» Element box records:

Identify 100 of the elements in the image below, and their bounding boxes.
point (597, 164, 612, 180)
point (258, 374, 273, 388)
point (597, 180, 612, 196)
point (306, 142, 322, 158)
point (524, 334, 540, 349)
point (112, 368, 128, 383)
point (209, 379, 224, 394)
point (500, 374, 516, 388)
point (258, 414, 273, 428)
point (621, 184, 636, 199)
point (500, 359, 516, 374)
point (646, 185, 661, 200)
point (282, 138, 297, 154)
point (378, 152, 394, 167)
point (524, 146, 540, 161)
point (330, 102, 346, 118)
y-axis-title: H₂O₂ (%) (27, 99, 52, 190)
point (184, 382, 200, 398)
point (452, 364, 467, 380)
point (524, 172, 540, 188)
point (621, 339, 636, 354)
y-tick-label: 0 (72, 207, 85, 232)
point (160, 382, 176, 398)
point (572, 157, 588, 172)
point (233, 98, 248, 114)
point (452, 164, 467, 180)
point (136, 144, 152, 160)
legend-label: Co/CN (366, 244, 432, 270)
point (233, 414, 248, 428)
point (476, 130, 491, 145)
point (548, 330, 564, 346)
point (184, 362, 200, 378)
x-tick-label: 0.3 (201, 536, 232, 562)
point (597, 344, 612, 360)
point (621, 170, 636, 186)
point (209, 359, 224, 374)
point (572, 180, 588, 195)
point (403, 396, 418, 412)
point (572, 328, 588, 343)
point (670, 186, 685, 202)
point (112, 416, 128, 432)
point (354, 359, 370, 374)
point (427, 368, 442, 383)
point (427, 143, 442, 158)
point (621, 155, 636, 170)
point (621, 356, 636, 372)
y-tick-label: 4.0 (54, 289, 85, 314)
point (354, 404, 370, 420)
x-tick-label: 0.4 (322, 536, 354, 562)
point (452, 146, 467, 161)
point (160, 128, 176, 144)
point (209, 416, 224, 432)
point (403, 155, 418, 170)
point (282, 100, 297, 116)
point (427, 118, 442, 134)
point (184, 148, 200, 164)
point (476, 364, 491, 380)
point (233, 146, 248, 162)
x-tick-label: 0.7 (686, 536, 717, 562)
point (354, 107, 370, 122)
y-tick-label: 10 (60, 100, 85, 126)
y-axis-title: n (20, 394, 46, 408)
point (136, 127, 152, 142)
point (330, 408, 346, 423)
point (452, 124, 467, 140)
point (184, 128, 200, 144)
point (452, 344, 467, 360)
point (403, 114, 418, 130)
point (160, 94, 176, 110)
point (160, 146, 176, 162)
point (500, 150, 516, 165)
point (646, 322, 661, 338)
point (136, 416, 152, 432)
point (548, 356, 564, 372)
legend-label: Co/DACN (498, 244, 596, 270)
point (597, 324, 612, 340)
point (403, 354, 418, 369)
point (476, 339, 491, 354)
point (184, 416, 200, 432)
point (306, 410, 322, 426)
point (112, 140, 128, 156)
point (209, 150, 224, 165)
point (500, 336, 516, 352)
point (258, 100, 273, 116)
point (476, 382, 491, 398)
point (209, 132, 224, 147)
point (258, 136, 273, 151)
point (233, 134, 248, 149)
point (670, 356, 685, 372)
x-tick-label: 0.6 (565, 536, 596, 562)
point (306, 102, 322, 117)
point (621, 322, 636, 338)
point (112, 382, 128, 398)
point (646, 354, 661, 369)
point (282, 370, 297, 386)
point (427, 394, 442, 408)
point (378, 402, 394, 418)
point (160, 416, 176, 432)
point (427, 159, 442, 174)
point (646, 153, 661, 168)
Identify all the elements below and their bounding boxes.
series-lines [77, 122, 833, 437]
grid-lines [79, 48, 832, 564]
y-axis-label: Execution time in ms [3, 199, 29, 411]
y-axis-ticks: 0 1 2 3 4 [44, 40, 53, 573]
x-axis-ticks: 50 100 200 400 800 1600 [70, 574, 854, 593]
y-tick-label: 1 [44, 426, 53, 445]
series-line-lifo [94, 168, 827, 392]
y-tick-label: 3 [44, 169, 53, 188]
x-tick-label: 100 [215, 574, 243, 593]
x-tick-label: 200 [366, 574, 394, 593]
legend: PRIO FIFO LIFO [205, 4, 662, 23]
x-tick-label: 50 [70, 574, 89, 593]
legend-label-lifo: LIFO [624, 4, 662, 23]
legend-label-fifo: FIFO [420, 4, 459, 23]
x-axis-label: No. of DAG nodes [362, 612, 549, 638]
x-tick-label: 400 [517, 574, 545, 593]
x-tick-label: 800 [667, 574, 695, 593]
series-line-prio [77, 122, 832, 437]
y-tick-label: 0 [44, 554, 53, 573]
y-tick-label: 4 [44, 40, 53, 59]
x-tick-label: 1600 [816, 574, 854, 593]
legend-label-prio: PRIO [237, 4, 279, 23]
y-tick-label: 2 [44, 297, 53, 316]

---

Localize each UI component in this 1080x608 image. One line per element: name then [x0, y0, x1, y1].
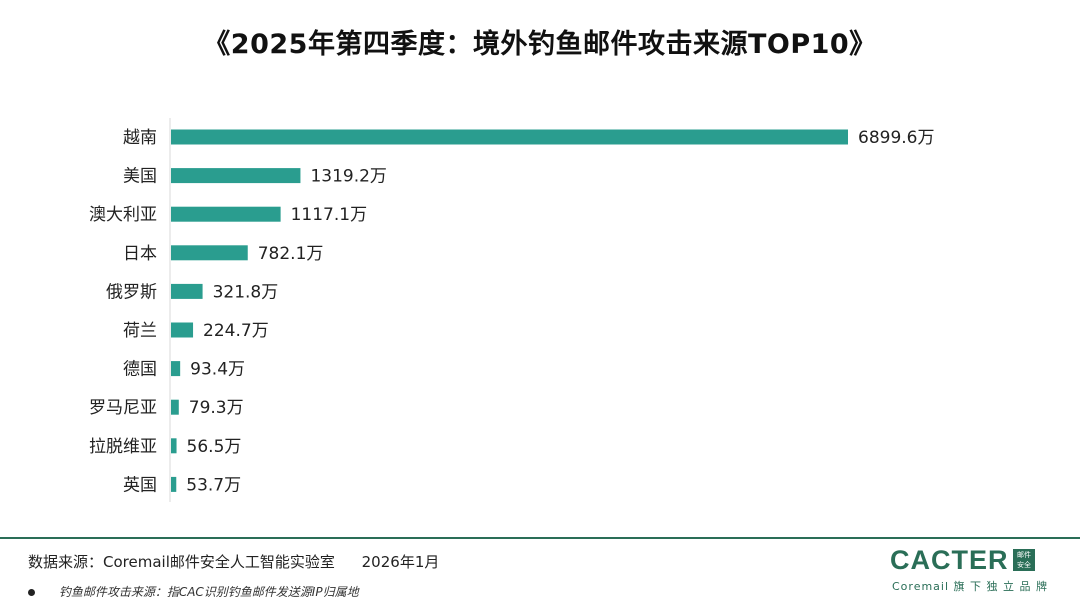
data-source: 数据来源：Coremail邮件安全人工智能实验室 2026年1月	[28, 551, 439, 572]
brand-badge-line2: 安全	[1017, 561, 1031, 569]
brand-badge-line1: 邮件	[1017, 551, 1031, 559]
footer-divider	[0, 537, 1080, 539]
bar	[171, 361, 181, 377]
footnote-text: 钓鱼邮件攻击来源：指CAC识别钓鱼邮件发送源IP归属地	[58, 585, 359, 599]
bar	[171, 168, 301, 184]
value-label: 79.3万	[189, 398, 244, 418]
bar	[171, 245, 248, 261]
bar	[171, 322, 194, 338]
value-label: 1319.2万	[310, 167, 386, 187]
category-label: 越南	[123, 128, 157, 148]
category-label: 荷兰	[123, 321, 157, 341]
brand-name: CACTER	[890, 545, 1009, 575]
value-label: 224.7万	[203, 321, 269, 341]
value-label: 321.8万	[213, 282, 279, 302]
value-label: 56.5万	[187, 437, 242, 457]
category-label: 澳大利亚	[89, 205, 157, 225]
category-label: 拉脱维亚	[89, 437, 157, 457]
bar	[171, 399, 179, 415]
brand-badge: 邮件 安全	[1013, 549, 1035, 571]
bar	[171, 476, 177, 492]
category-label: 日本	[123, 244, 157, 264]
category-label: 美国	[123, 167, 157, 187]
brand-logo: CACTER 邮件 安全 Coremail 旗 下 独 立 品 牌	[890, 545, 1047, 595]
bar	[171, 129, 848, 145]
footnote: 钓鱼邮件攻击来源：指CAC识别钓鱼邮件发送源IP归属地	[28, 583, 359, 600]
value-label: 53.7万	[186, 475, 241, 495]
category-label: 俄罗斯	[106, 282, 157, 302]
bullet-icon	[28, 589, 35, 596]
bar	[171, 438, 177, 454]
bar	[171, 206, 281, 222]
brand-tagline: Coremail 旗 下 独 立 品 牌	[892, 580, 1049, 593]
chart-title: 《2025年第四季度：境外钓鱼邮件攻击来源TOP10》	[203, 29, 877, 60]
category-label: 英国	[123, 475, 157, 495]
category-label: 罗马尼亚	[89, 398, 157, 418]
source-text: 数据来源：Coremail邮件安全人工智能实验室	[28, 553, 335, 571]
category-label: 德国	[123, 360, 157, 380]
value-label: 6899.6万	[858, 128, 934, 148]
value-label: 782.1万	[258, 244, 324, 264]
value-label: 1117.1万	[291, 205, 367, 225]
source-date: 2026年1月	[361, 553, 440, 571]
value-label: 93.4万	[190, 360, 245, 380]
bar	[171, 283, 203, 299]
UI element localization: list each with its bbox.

* * *

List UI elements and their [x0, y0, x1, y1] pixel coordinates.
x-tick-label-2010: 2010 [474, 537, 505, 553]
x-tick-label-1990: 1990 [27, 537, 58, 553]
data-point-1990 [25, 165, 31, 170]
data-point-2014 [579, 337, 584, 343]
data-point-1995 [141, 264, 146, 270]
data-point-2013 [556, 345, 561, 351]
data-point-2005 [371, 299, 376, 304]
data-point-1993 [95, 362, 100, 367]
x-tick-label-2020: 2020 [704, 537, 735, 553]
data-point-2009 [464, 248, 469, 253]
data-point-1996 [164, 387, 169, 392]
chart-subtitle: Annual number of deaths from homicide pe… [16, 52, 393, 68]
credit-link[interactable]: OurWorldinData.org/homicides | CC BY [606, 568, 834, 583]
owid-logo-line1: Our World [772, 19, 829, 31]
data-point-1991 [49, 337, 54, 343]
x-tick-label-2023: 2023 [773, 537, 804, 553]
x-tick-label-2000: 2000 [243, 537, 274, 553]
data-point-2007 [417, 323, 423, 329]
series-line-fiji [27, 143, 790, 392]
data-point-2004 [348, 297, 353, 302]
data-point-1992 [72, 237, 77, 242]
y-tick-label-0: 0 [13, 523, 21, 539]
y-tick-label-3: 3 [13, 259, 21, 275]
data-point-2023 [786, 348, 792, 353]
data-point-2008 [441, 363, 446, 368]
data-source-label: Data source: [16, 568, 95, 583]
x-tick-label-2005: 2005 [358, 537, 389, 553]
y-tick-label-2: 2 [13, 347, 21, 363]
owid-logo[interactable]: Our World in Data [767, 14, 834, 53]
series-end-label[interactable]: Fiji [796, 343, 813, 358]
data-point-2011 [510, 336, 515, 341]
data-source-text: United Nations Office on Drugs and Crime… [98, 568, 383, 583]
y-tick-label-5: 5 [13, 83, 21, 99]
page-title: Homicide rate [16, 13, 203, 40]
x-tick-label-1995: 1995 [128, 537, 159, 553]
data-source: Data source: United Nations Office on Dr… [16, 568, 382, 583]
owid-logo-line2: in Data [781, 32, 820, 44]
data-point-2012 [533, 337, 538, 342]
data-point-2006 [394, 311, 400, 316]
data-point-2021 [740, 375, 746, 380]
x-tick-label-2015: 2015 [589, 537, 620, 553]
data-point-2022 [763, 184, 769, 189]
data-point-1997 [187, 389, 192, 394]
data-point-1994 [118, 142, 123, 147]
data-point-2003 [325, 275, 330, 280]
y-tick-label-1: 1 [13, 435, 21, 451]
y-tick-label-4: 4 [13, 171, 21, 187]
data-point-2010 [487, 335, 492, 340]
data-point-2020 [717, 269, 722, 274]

» DIRECTIONS FOR THIS TASK: Output as a numbered list, skipping blank lines, everything in the data above from the line containing "551, 439, 572]" down to the line containing "321, 157, 341]", with both of those lines included.

» COMPLETE OUTPUT:
1. data-source: 数据来源：Coremail邮件安全人工智能实验室 2026年1月	[28, 551, 439, 572]
2. brand-badge-line2: 安全	[1017, 561, 1031, 569]
3. brand-badge-line1: 邮件	[1017, 551, 1031, 559]
4. footer-divider	[0, 537, 1080, 539]
5. bar	[171, 361, 181, 377]
6. footnote-text: 钓鱼邮件攻击来源：指CAC识别钓鱼邮件发送源IP归属地	[58, 585, 359, 599]
7. bar	[171, 168, 301, 184]
8. value-label: 79.3万	[189, 398, 244, 418]
9. bar	[171, 245, 248, 261]
10. bar	[171, 322, 194, 338]
11. value-label: 1319.2万	[310, 167, 386, 187]
12. category-label: 越南	[123, 128, 157, 148]
13. category-label: 荷兰	[123, 321, 157, 341]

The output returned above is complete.